▶ _What the task requires_
Of the lines listed below, how many contain the string "Isolamento"? Answer with the number alone.

Structured figure records
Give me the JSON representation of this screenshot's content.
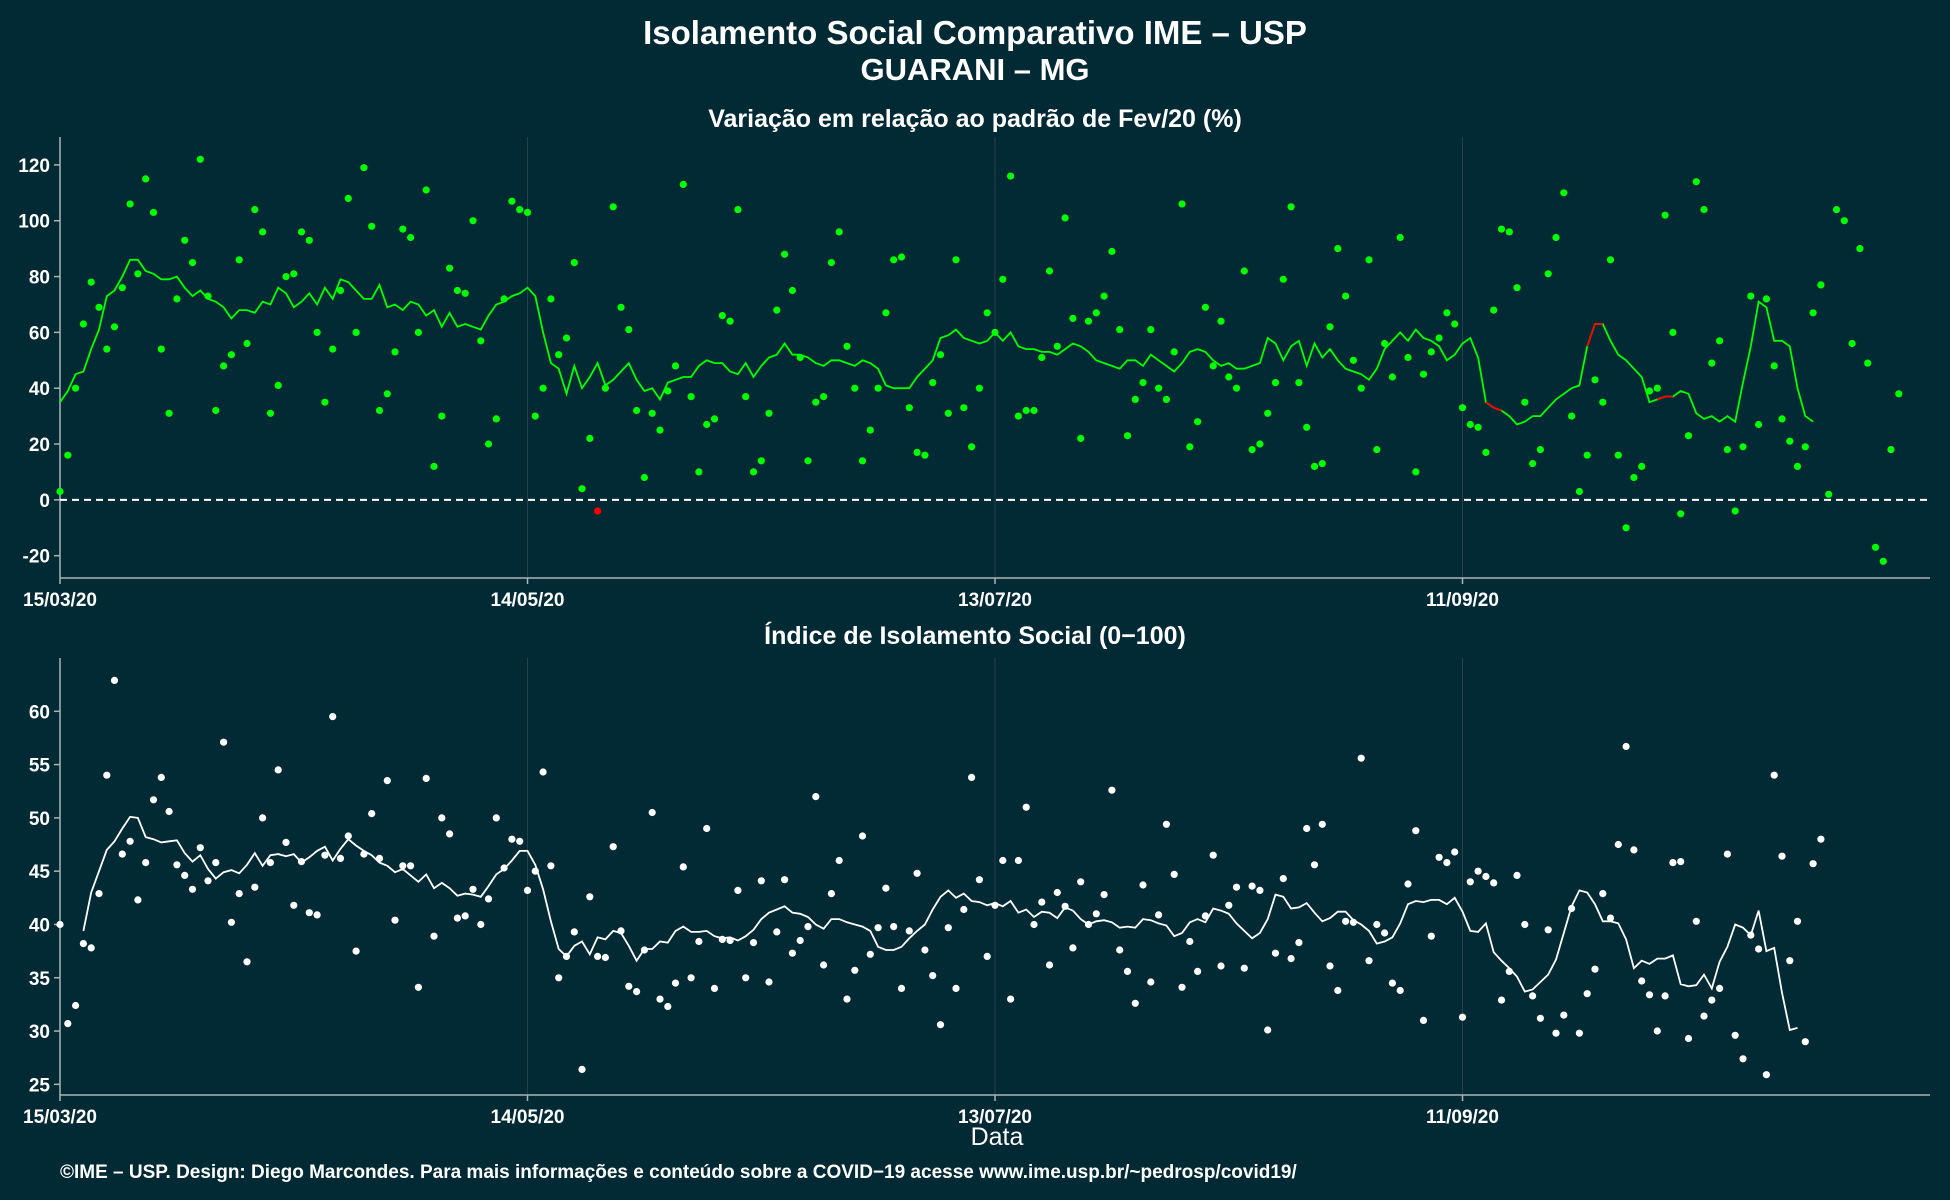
{
  "title": "Isolamento Social Comparativo IME – USP",
  "subtitle": "GUARANI – MG",
  "xlabel": "Data",
  "footer": "©IME – USP. Design: Diego Marcondes. Para mais informações e conteúdo sobre a COVID−19 acesse www.ime.usp.br/~pedrosp/covid19/",
  "colors": {
    "background": "#022a35",
    "green": "#00ff00",
    "red": "#ff0000",
    "white": "#ffffff",
    "axis": "#aab4b8"
  },
  "chart_data": [
    {
      "type": "scatter",
      "title": "Variação em relação ao padrão de Fev/20 (%)",
      "x_start": "15/03/20",
      "x_range_days": [
        0,
        240
      ],
      "x_ticks": [
        {
          "day": 0,
          "label": "15/03/20"
        },
        {
          "day": 60,
          "label": "14/05/20"
        },
        {
          "day": 120,
          "label": "13/07/20"
        },
        {
          "day": 180,
          "label": "11/09/20"
        }
      ],
      "ylim": [
        -28,
        130
      ],
      "y_ticks": [
        "-20",
        "0",
        "20",
        "40",
        "60",
        "80",
        "100",
        "120"
      ],
      "reference_line": 0,
      "points": [
        3,
        16,
        40,
        63,
        78,
        69,
        54,
        62,
        76,
        106,
        81,
        115,
        103,
        54,
        31,
        72,
        93,
        85,
        122,
        73,
        32,
        48,
        52,
        86,
        56,
        104,
        96,
        31,
        41,
        80,
        81,
        96,
        93,
        60,
        35,
        54,
        75,
        108,
        60,
        119,
        98,
        32,
        38,
        53,
        97,
        94,
        60,
        111,
        12,
        30,
        83,
        75,
        74,
        100,
        57,
        20,
        29,
        72,
        107,
        104,
        103,
        30,
        40,
        72,
        52,
        58,
        85,
        4,
        22,
        -4,
        40,
        105,
        69,
        61,
        32,
        8,
        31,
        25,
        39,
        48,
        113,
        37,
        10,
        27,
        29,
        66,
        64,
        104,
        37,
        10,
        14,
        31,
        68,
        88,
        75,
        51,
        14,
        35,
        37,
        85,
        96,
        55,
        40,
        14,
        25,
        40,
        67,
        86,
        87,
        33,
        17,
        16,
        42,
        52,
        31,
        86,
        33,
        19,
        40,
        67,
        60,
        79,
        116,
        30,
        32,
        32,
        51,
        82,
        55,
        101,
        65,
        22,
        64,
        67,
        73,
        89,
        61,
        23,
        36,
        42,
        61,
        40,
        36,
        53,
        106,
        19,
        28,
        69,
        48,
        64,
        44,
        40,
        82,
        18,
        20,
        31,
        42,
        79,
        105,
        42,
        26,
        12,
        13,
        62,
        90,
        73,
        50,
        40,
        86,
        18,
        56,
        44,
        94,
        51,
        10,
        45,
        53,
        58,
        67,
        63,
        33,
        27,
        26,
        17,
        68,
        97,
        96,
        76,
        35,
        13,
        18,
        81,
        94,
        110,
        30,
        3,
        16,
        43,
        35,
        86,
        16,
        -10,
        8,
        12,
        39,
        40,
        102,
        60,
        -5,
        23,
        114,
        104,
        49,
        57,
        18,
        -4,
        19,
        73,
        27,
        72,
        48,
        29,
        21,
        12,
        19,
        67,
        77,
        2,
        104,
        100,
        56,
        90,
        49,
        -17,
        -22,
        18,
        38
      ],
      "moving_average": [
        35,
        39,
        45,
        46,
        54,
        61,
        73,
        75,
        80,
        86,
        86,
        82,
        81,
        79,
        79,
        80,
        76,
        73,
        75,
        72,
        71,
        69,
        65,
        68,
        68,
        67,
        71,
        70,
        76,
        74,
        69,
        71,
        74,
        70,
        76,
        72,
        79,
        78,
        75,
        72,
        72,
        77,
        69,
        70,
        68,
        71,
        70,
        66,
        68,
        62,
        67,
        62,
        63,
        62,
        61,
        66,
        70,
        71,
        73,
        74,
        76,
        73,
        60,
        49,
        47,
        38,
        48,
        40,
        44,
        49,
        41,
        43,
        46,
        49,
        43,
        39,
        40,
        36,
        42,
        43,
        44,
        44,
        48,
        50,
        49,
        49,
        46,
        45,
        49,
        44,
        48,
        51,
        52,
        56,
        52,
        52,
        51,
        49,
        48,
        50,
        50,
        49,
        48,
        50,
        49,
        47,
        41,
        40,
        40,
        40,
        44,
        47,
        50,
        58,
        59,
        61,
        58,
        57,
        56,
        57,
        60,
        57,
        60,
        55,
        54,
        54,
        53,
        53,
        52,
        54,
        56,
        55,
        53,
        50,
        49,
        48,
        47,
        50,
        50,
        48,
        52,
        50,
        48,
        46,
        49,
        53,
        54,
        53,
        50,
        48,
        49,
        47,
        47,
        48,
        49,
        58,
        56,
        50,
        55,
        57,
        48,
        56,
        51,
        54,
        50,
        47,
        46,
        45,
        43,
        47,
        54,
        57,
        60,
        57,
        61,
        58,
        57,
        55,
        50,
        52,
        56,
        58,
        51,
        35,
        33,
        32,
        30,
        27,
        28,
        30,
        30,
        33,
        36,
        38,
        40,
        41,
        55,
        63,
        63,
        57,
        52,
        50,
        47,
        44,
        35,
        36,
        37,
        37,
        39,
        38,
        31,
        29,
        30,
        28,
        30,
        28,
        42,
        55,
        71,
        69,
        57,
        57,
        55,
        40,
        30,
        28
      ],
      "red_points": [
        69,
        207,
        213,
        219,
        225,
        231,
        236,
        237
      ]
    },
    {
      "type": "scatter",
      "title": "Índice de Isolamento Social (0−100)",
      "x_start": "15/03/20",
      "x_range_days": [
        0,
        240
      ],
      "x_ticks": [
        {
          "day": 0,
          "label": "15/03/20"
        },
        {
          "day": 60,
          "label": "14/05/20"
        },
        {
          "day": 120,
          "label": "13/07/20"
        },
        {
          "day": 180,
          "label": "11/09/20"
        }
      ],
      "ylim": [
        24,
        65
      ],
      "y_ticks": [
        "25",
        "30",
        "35",
        "40",
        "45",
        "50",
        "55",
        "60"
      ],
      "points": [
        40,
        30.7,
        32.4,
        38.2,
        37.8,
        42.9,
        54.0,
        62.9,
        46.6,
        47.8,
        42.3,
        45.8,
        51.7,
        53.8,
        50.6,
        45.6,
        44.6,
        43.3,
        47.2,
        44.1,
        45.8,
        57.1,
        40.2,
        42.9,
        36.5,
        43.5,
        50.0,
        45.8,
        54.5,
        47.7,
        41.8,
        45.9,
        41.1,
        40.9,
        46.5,
        59.5,
        46.2,
        48.3,
        37.5,
        46.6,
        50.4,
        46.2,
        53.5,
        40.4,
        45.5,
        45.5,
        34.1,
        53.7,
        38.9,
        50.0,
        48.5,
        40.6,
        40.8,
        43.3,
        40.0,
        42.4,
        50.0,
        45.3,
        48.0,
        47.8,
        43.2,
        45.0,
        54.3,
        45.5,
        35.0,
        37.0,
        39.3,
        26.4,
        42.6,
        37.0,
        36.9,
        47.3,
        39.4,
        34.2,
        33.7,
        37.6,
        50.5,
        33.0,
        32.3,
        34.5,
        45.4,
        35.0,
        38.4,
        49.0,
        34.0,
        38.6,
        38.5,
        43.2,
        35.0,
        38.3,
        44.1,
        34.6,
        39.3,
        44.2,
        37.3,
        38.5,
        39.8,
        52.0,
        36.2,
        42.9,
        46.0,
        33.0,
        35.7,
        48.3,
        37.2,
        39.7,
        43.4,
        39.8,
        34.0,
        39.4,
        44.8,
        37.6,
        35.2,
        30.6,
        39.7,
        34.0,
        41.4,
        53.8,
        44.2,
        37.0,
        41.8,
        46.0,
        33.0,
        46.0,
        51.0,
        40.0,
        42.1,
        36.2,
        43.0,
        41.7,
        37.8,
        44.0,
        40.0,
        41.0,
        42.8,
        52.6,
        37.6,
        35.6,
        32.6,
        43.7,
        34.6,
        40.9,
        49.4,
        44.7,
        34.1,
        38.4,
        35.6,
        40.8,
        46.5,
        36.1,
        41.8,
        43.5,
        35.9,
        43.6,
        43.2,
        30.1,
        37.3,
        44.3,
        36.8,
        38.3,
        49.0,
        45.6,
        49.4,
        36.1,
        33.8,
        40.3,
        40.2,
        55.6,
        36.6,
        40.0,
        39.2,
        34.5,
        33.8,
        43.8,
        48.8,
        31.0,
        38.9,
        46.3,
        45.8,
        46.8,
        31.3,
        44.0,
        45.0,
        44.5,
        43.9,
        32.9,
        35.6,
        44.6,
        40.0,
        33.3,
        31.2,
        39.5,
        29.8,
        31.5,
        41.5,
        29.8,
        33.5,
        35.8,
        42.9,
        40.6,
        47.5,
        56.7,
        47.0,
        34.7,
        33.4,
        30.0,
        33.3,
        45.8,
        45.9,
        29.3,
        40.3,
        31.4,
        32.9,
        34.0,
        46.6,
        29.6,
        27.4,
        39.0,
        37.7,
        25.9,
        54.0,
        46.4,
        36.6,
        40.3,
        29.0,
        45.7,
        48.0
      ],
      "moving_average": [
        null,
        null,
        null,
        39.4,
        43,
        45,
        47,
        47.8,
        49,
        50.1,
        50,
        48.2,
        48,
        47.7,
        47.8,
        47.9,
        46.7,
        45.9,
        46.5,
        45.2,
        44.3,
        44.9,
        45.1,
        44.8,
        45.6,
        46.7,
        45.5,
        46.5,
        46.6,
        46.4,
        46.6,
        45.8,
        46.3,
        46.9,
        47.3,
        46,
        47.1,
        48.0,
        47.4,
        46.9,
        46.5,
        45.8,
        45.5,
        44.9,
        45.2,
        44.6,
        44.0,
        44.7,
        43.4,
        43.9,
        43.4,
        42.7,
        42.9,
        42.8,
        42.6,
        43.6,
        44.7,
        45.2,
        46.0,
        46.9,
        46.9,
        45.6,
        43.3,
        40.3,
        37.7,
        37.0,
        38.0,
        38.4,
        37.2,
        38.8,
        38.6,
        39.4,
        39.2,
        38.0,
        36.6,
        37.7,
        37.7,
        38.4,
        38.3,
        39.4,
        39.8,
        39.3,
        39.3,
        39.4,
        38.9,
        38.7,
        38.8,
        38.5,
        38.9,
        39.5,
        40.5,
        41.1,
        41.4,
        41.7,
        41.1,
        41.0,
        40.7,
        40.0,
        39.6,
        40.5,
        40.5,
        40.2,
        40.0,
        39.8,
        39.4,
        37.9,
        37.6,
        37.6,
        37.9,
        38.7,
        39.4,
        40.0,
        41.4,
        42.6,
        43.2,
        42.5,
        42.9,
        42.2,
        42.1,
        41.8,
        42.0,
        41.7,
        42.2,
        41.1,
        41.4,
        40.7,
        41.2,
        41.1,
        40.6,
        41.6,
        41.3,
        40.5,
        40.0,
        40.3,
        40.4,
        40.2,
        39.7,
        39.8,
        39.7,
        40.5,
        40.4,
        40.1,
        39.9,
        38.9,
        39.2,
        40.2,
        40.5,
        40.2,
        41.5,
        41.3,
        41.0,
        40.1,
        39.4,
        38.7,
        39.2,
        40.5,
        42.8,
        42.6,
        41.5,
        41.6,
        42.0,
        41.1,
        40.3,
        40.6,
        41.2,
        41.2,
        40.4,
        40.0,
        39.4,
        38.2,
        38.4,
        38.8,
        40.1,
        41.9,
        42.2,
        42.1,
        42.3,
        42.3,
        41.9,
        42.5,
        41.2,
        39.4,
        39.3,
        40.1,
        37.4,
        36.6,
        35.9,
        35.1,
        33.7,
        33.9,
        34.6,
        35.3,
        36.7,
        39.2,
        41.7,
        43.2,
        43.0,
        41.9,
        40.3,
        40.3,
        40.1,
        38.6,
        35.9,
        36.6,
        36.3,
        36.8,
        36.8,
        37.1,
        34.4,
        34.2,
        34.3,
        35.3,
        34.0,
        36.5,
        37.9,
        40.0,
        39.7,
        39.0,
        41.3,
        37.5,
        37.8,
        33.6,
        30.1,
        30.3
      ]
    }
  ]
}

▶ _Solution to this task_
2